- [Work required] Below, find each line holding "title" and state how many there are, using the number alone.

- [Data provided]
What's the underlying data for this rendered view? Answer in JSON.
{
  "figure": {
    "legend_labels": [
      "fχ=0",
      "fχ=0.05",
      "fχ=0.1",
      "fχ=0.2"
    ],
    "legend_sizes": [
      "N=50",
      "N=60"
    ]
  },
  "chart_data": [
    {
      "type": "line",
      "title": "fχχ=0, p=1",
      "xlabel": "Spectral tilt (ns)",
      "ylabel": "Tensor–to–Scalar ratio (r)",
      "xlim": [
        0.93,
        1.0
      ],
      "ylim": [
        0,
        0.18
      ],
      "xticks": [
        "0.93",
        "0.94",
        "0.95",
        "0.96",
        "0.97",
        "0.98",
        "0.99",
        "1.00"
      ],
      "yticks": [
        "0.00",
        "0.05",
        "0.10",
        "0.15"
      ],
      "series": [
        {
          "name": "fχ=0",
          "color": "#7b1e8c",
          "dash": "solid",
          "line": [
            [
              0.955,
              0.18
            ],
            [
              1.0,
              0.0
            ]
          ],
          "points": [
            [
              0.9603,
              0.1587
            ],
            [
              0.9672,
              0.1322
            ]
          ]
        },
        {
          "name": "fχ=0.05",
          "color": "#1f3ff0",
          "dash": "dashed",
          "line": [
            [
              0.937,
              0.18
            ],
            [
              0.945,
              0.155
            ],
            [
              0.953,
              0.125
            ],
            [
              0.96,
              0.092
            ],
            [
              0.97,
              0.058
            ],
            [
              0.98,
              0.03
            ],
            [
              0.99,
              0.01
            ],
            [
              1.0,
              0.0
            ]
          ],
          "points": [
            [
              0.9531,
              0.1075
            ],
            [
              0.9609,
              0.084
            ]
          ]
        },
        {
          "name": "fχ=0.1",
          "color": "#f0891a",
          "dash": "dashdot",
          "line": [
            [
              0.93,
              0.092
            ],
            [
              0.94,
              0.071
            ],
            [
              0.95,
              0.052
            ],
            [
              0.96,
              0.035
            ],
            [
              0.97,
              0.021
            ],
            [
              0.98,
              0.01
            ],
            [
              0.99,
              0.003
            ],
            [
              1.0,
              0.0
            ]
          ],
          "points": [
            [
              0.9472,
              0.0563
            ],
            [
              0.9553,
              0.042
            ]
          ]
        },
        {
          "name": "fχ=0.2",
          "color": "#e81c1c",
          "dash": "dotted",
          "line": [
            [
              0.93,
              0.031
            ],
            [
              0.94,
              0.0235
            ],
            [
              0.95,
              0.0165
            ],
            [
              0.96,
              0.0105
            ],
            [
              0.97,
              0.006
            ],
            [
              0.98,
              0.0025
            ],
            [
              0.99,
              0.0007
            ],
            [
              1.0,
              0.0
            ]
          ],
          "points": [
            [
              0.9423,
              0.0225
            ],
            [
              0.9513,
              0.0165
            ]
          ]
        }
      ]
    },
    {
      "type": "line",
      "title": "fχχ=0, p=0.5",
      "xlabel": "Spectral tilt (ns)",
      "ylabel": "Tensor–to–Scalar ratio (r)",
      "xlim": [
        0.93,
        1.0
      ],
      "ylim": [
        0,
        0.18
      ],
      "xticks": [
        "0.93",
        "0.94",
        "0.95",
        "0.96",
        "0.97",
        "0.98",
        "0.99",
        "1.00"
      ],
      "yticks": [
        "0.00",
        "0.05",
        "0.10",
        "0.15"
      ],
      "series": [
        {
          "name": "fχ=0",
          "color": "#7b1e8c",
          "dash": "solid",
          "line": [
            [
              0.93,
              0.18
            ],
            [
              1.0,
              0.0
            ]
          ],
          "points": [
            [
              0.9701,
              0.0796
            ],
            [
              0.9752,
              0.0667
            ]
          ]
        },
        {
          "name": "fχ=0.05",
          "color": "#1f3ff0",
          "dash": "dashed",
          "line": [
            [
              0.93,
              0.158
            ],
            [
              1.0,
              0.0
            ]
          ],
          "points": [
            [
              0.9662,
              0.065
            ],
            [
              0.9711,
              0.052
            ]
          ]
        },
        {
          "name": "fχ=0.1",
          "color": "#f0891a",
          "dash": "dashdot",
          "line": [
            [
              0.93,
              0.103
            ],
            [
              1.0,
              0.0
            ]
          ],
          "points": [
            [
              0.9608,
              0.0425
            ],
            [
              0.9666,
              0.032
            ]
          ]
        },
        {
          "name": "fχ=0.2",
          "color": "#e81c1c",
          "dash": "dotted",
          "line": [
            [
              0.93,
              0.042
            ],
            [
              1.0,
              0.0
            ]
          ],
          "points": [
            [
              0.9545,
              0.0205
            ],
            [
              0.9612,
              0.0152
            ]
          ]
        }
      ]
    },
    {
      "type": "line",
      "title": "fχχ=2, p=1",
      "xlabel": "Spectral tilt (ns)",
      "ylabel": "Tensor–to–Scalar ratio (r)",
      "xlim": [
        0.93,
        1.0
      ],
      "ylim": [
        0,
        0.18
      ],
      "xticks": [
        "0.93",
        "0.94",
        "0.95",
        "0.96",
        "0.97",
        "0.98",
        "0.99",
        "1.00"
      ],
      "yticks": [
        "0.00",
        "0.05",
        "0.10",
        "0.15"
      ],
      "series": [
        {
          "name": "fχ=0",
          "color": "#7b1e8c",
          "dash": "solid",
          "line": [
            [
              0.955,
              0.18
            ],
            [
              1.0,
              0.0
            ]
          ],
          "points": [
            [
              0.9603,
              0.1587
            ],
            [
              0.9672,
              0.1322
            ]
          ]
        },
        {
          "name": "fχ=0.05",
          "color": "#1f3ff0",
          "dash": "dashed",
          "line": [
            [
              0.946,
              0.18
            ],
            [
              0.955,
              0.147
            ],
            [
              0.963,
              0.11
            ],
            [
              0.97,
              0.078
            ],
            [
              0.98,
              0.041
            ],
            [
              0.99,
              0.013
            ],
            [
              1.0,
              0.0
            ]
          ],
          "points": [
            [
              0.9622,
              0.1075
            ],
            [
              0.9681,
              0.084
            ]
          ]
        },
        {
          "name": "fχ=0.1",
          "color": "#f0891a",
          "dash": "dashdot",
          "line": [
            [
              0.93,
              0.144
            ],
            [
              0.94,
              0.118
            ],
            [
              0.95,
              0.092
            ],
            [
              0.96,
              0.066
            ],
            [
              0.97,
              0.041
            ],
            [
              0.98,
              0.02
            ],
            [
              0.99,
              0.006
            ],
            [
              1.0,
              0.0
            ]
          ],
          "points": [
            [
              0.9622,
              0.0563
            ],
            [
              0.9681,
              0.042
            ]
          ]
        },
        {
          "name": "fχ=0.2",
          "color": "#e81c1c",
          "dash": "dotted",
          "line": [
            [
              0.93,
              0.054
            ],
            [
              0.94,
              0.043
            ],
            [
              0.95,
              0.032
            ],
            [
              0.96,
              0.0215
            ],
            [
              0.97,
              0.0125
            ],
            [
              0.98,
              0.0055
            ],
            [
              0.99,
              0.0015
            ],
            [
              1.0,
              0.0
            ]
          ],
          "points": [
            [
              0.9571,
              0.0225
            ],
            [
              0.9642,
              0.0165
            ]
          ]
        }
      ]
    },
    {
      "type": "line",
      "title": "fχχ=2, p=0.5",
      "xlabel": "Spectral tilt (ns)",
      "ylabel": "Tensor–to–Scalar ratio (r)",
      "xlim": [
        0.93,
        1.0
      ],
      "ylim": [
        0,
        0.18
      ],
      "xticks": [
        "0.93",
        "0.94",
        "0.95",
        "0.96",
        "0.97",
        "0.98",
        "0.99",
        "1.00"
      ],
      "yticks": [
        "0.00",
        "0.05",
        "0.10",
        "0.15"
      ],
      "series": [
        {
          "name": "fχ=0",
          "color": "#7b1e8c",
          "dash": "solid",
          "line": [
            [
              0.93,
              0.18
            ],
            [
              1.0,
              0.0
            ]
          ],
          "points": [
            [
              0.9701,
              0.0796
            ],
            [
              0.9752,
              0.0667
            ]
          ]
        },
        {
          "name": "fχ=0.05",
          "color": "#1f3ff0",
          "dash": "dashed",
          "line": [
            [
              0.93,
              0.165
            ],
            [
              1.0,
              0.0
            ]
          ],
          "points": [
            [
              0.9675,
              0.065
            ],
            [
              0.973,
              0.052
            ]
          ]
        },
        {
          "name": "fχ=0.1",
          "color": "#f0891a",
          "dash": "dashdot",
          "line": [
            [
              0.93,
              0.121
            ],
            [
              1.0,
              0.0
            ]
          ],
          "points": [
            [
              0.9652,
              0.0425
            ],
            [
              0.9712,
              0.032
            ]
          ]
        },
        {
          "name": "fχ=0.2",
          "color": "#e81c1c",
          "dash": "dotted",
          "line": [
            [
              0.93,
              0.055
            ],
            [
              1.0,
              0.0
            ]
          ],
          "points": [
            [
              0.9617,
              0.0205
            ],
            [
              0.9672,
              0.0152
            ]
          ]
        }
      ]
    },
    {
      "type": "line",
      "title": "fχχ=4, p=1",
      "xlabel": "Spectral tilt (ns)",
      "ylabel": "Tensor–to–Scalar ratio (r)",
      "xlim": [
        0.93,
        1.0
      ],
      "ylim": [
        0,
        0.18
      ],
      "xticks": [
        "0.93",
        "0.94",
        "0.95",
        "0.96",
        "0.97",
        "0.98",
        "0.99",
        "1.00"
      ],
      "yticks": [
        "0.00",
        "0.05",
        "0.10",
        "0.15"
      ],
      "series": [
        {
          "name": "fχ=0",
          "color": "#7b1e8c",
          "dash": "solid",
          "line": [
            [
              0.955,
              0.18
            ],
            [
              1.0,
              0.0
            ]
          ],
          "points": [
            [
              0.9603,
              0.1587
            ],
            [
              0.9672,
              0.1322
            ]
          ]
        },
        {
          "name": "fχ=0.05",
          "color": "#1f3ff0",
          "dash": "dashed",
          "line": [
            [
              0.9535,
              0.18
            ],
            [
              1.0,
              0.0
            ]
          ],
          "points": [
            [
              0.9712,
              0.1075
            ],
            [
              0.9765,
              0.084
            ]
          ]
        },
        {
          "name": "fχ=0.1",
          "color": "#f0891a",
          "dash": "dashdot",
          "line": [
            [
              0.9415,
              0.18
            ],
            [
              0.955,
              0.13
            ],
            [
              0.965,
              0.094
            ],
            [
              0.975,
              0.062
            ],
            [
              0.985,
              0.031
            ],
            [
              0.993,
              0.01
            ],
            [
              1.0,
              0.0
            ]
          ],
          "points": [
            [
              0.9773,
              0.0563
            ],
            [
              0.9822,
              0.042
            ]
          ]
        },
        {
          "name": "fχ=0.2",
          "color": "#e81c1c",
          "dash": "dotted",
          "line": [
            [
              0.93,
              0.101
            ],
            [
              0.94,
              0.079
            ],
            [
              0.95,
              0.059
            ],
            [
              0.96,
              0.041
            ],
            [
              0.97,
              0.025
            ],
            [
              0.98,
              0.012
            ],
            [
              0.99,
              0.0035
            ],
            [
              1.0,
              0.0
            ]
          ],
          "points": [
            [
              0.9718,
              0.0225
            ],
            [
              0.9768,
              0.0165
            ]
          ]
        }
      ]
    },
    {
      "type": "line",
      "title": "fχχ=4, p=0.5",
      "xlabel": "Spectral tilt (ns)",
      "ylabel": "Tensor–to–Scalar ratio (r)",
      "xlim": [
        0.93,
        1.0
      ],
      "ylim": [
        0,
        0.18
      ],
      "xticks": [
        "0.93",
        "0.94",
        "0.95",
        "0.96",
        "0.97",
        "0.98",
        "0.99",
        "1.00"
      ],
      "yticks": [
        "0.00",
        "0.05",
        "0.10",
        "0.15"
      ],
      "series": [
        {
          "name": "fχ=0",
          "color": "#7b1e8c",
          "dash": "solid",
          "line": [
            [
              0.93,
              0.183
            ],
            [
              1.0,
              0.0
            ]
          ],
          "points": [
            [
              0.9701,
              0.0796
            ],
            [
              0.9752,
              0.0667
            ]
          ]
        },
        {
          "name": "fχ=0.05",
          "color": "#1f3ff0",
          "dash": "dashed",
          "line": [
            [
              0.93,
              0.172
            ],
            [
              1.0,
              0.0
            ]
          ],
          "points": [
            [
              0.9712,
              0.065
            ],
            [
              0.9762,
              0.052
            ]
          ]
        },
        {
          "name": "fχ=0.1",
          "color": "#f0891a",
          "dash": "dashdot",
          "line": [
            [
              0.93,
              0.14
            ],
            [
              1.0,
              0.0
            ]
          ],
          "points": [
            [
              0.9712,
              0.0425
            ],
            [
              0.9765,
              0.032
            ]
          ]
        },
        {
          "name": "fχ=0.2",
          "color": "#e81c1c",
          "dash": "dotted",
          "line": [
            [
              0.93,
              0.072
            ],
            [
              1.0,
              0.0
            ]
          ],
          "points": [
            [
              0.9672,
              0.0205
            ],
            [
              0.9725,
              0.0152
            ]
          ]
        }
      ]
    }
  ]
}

- [Correct response] 6